**Given instruction:**
Retype the passage from the Detroit Publishing Company text between "The Detroit Publishing Company was started" and "Detroit Publishing Company.", inclusive.
— BEGIN Page extract —
The Detroit Publishing Company was an American photographic publishing firm best known for its large assortment of photochrom color postcards.

History

The Detroit Publishing Company was started by publisher William A. Livingstone and photographer Edwin H. Husher in the late 19th century as the Detroit Photographic Company, it later became The Detroit Photochrom Company, and it was not until 1905 that the company called itself the Detroit Publishing Company.

The company acquired rights to a color printing process developed by Hans Jakob Schmid of Orell Fussli & Company of Switzerland called Photochrom. Photochrom allowed for the company to mass market postcards and other materials in color. The Detroit Detroit Publishing Company started to market this in 1907 under the name "photostint."

By the time of World War I, the company faced declining sales both due to the war economy and the competition from cheaper, more advanced printing methods. The company declared bankruptcy in 1924 and was liquidated in 1932.

William Henry Jackson
The best-known photographer for the company was William Henry Jackson, who joined the company in 1897. He became the plant manager in 1903, and in 1905 the company changed its name.
— END Page extract —
— BEGIN Information supplied —
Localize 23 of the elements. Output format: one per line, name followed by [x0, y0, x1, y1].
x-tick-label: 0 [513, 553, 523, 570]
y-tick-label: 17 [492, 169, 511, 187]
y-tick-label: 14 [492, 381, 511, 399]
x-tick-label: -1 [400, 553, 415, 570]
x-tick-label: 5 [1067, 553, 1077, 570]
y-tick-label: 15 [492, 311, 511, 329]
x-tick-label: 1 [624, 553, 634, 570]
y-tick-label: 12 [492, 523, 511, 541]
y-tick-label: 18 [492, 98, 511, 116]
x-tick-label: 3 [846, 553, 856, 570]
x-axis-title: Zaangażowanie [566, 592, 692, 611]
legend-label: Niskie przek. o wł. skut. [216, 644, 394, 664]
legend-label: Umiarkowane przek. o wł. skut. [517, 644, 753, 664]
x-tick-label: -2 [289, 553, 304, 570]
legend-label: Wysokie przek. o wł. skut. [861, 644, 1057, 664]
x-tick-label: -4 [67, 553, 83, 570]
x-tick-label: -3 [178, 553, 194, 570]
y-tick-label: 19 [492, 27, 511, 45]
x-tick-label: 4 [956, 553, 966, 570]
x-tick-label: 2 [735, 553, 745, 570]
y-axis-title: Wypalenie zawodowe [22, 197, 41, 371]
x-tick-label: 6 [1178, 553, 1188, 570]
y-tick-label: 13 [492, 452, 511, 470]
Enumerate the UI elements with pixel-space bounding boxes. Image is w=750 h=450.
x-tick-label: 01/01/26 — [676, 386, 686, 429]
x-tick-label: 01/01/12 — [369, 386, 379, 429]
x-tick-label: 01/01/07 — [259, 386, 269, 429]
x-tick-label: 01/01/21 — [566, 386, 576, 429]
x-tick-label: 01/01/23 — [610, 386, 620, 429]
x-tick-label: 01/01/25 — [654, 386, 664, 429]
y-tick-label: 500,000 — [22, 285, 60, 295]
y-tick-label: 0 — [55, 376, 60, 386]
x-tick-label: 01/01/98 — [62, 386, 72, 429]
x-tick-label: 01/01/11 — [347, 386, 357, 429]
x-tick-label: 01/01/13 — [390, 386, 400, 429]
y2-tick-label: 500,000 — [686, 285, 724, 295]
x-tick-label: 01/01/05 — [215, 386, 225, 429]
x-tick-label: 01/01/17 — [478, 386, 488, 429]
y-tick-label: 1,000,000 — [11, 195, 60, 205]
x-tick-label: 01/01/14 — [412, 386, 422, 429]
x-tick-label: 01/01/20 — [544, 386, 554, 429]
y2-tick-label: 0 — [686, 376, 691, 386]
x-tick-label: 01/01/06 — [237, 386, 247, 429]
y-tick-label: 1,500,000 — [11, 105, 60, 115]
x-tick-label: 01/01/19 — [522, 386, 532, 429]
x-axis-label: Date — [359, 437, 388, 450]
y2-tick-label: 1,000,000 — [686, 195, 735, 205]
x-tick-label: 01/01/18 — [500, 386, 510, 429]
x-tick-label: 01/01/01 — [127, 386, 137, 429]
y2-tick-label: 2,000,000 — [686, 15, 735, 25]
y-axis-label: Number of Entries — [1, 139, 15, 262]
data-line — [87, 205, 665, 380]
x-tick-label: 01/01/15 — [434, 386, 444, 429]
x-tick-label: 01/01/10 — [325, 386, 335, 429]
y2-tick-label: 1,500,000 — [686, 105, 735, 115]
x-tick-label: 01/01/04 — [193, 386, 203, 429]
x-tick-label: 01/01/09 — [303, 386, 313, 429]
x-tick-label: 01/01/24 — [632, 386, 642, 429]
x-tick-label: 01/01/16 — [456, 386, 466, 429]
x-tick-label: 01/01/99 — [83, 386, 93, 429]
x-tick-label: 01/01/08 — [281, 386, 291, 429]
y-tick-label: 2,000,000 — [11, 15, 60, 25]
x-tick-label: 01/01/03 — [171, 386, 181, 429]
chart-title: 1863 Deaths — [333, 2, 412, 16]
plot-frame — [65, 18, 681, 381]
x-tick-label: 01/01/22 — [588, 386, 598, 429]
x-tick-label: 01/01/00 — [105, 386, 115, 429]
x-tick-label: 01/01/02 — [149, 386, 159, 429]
— END Information supplied —
**Output of the task:**
The Detroit Publishing Company was started by publisher William A. Livingstone and photographer Edwin H. Husher in the late 19th century as the Detroit Photographic Company, it later became The Detroit Photochrom Company, and it was not until 1905 that the company called itself the Detroit Publishing Company.